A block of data
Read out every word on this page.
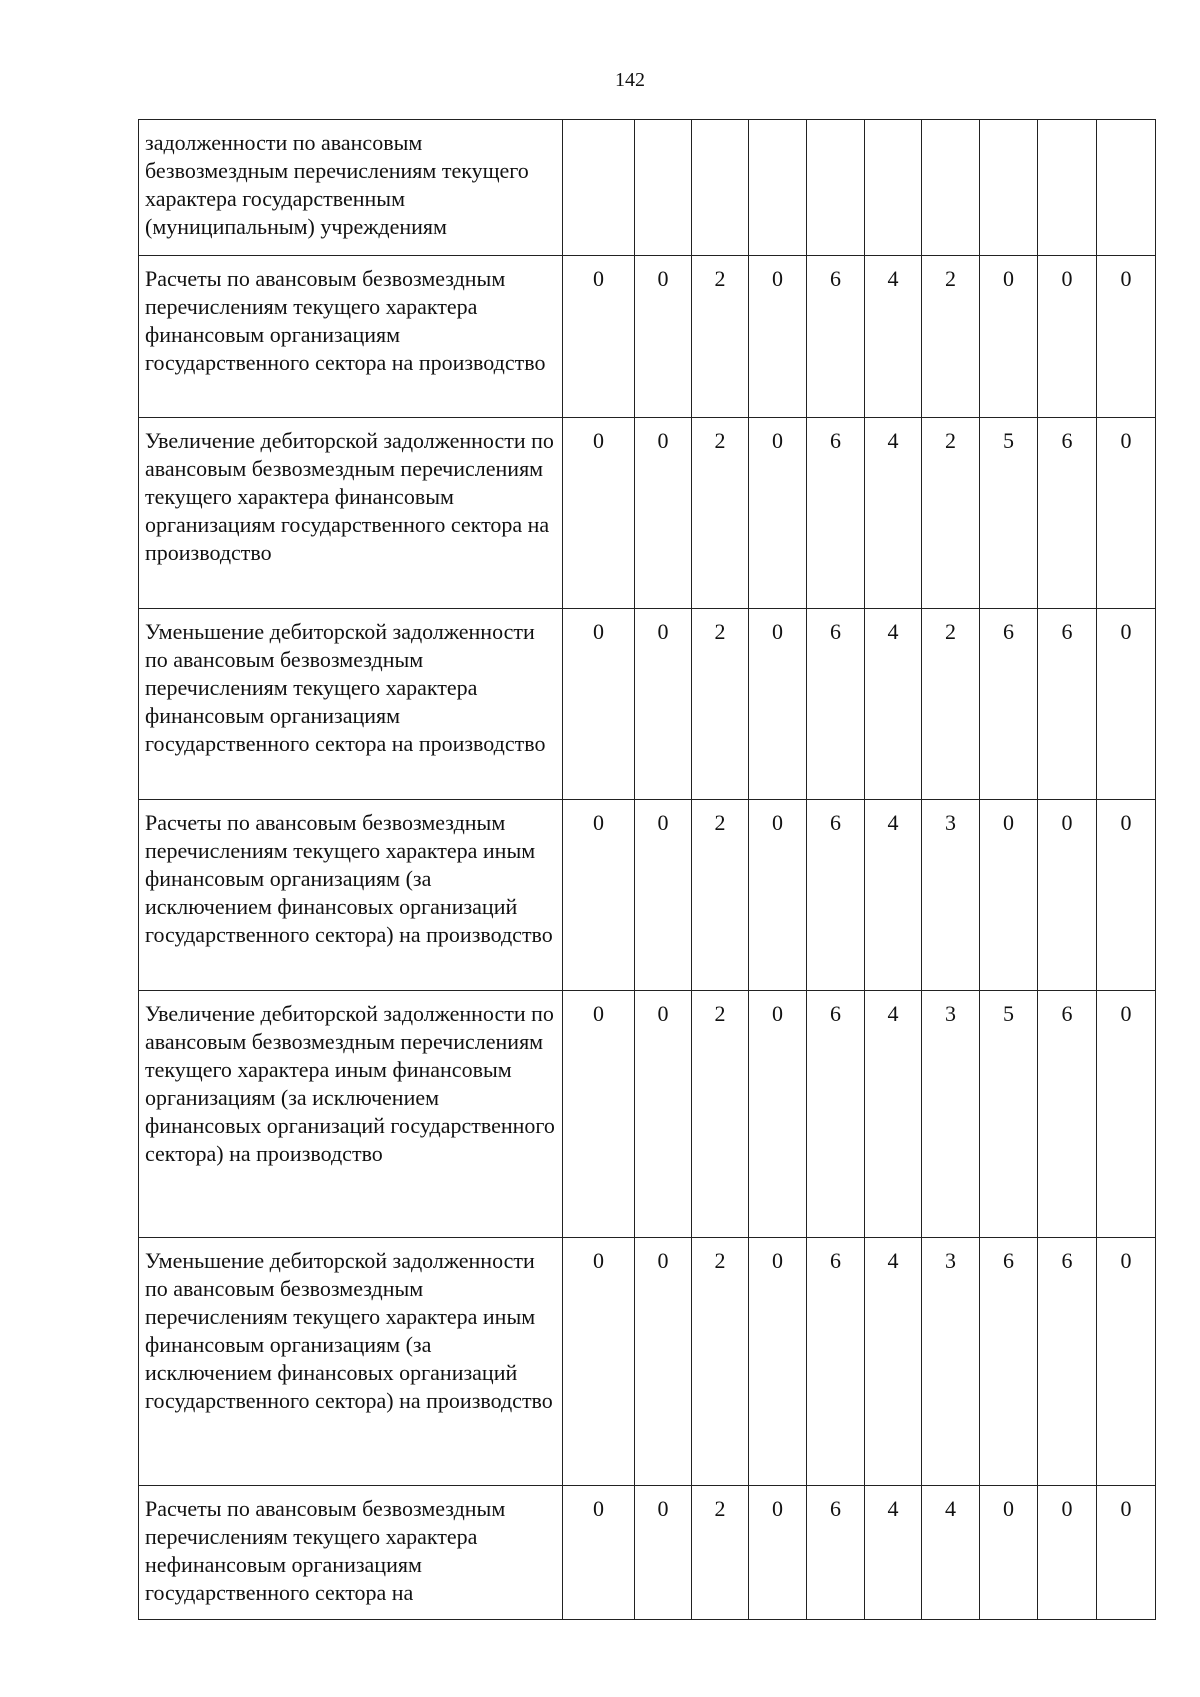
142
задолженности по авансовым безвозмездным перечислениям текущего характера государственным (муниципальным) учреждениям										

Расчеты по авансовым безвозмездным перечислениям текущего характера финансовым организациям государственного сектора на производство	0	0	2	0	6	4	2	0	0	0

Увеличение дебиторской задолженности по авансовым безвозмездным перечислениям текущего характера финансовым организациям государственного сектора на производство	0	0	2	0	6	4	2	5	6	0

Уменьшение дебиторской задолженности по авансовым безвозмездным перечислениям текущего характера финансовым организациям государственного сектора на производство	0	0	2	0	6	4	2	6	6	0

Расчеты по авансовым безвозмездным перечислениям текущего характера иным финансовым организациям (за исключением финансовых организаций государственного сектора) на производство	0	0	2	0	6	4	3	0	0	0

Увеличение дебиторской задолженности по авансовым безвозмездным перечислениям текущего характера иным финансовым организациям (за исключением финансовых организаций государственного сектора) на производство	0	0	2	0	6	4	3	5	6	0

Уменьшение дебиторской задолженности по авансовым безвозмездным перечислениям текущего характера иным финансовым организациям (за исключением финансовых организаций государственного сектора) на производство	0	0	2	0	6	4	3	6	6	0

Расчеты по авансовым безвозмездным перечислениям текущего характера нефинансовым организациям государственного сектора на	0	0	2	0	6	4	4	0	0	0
==
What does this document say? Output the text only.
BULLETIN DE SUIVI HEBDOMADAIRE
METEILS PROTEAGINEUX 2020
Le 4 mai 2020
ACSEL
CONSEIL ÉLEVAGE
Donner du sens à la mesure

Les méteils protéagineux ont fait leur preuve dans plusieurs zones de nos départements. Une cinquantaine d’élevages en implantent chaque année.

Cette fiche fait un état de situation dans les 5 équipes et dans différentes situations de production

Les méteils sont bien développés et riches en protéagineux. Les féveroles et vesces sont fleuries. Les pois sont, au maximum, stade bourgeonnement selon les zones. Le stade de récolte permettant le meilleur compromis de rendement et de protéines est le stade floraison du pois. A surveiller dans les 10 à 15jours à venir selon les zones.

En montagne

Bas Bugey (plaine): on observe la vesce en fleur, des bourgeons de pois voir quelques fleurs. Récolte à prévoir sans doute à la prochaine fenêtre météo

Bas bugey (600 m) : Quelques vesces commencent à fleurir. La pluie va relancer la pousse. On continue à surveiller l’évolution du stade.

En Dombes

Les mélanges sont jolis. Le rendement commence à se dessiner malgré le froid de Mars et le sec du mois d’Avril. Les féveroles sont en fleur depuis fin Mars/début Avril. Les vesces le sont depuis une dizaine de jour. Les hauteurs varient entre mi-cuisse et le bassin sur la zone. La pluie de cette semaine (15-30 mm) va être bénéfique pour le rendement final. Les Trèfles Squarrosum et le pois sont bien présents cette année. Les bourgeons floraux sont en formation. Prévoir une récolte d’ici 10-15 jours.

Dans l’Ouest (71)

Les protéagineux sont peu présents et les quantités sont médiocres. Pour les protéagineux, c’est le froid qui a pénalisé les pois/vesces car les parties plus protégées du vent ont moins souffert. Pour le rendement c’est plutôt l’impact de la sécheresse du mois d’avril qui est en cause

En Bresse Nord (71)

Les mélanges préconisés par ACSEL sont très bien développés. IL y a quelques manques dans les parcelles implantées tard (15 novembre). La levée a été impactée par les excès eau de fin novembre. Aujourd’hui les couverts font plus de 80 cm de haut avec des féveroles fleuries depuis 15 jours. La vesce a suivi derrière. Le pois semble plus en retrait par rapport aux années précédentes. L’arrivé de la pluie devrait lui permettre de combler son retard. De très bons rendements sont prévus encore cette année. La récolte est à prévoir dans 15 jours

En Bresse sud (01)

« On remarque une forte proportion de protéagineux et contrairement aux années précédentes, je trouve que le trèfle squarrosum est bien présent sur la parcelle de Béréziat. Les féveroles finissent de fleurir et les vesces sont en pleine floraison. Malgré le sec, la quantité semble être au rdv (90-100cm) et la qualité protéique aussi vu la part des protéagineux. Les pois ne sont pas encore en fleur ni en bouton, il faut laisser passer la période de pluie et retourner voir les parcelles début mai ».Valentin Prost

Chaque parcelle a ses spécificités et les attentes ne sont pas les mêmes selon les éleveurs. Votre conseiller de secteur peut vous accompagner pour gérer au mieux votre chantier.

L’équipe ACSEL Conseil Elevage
==
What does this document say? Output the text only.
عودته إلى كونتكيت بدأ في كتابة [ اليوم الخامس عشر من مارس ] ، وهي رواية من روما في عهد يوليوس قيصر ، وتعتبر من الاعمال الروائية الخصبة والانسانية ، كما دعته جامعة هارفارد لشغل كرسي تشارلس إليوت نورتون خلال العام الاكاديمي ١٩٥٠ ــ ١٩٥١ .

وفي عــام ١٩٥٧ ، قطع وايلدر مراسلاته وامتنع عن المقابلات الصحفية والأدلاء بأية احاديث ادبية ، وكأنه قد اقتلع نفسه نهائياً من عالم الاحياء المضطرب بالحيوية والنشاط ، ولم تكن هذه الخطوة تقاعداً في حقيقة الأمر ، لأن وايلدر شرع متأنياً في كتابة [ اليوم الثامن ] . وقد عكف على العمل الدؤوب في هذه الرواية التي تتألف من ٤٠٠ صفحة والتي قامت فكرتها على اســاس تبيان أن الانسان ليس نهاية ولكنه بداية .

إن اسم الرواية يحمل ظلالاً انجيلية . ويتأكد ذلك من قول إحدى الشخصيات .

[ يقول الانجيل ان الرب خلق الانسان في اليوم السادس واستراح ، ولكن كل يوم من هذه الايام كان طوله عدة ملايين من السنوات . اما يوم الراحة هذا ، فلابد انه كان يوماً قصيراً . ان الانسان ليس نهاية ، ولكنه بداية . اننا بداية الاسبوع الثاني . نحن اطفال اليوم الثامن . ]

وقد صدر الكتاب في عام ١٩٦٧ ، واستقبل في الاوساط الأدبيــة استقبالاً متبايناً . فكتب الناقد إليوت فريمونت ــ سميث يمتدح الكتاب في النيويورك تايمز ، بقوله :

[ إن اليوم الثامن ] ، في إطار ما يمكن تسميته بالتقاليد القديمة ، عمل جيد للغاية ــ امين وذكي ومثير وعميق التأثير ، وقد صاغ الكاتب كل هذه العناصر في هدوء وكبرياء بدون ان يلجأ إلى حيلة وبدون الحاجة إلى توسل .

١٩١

**What the exercise asks**
Report each line in the data that holds the word "fait".

**Result**
Les méteils protéagineux ont fait leur preuve dans plusieurs zones de nos départements. Une cinquantaine d’élevages en implantent chaque année.
Cette fiche fait un état de situation dans les 5 équipes et dans différentes situations de production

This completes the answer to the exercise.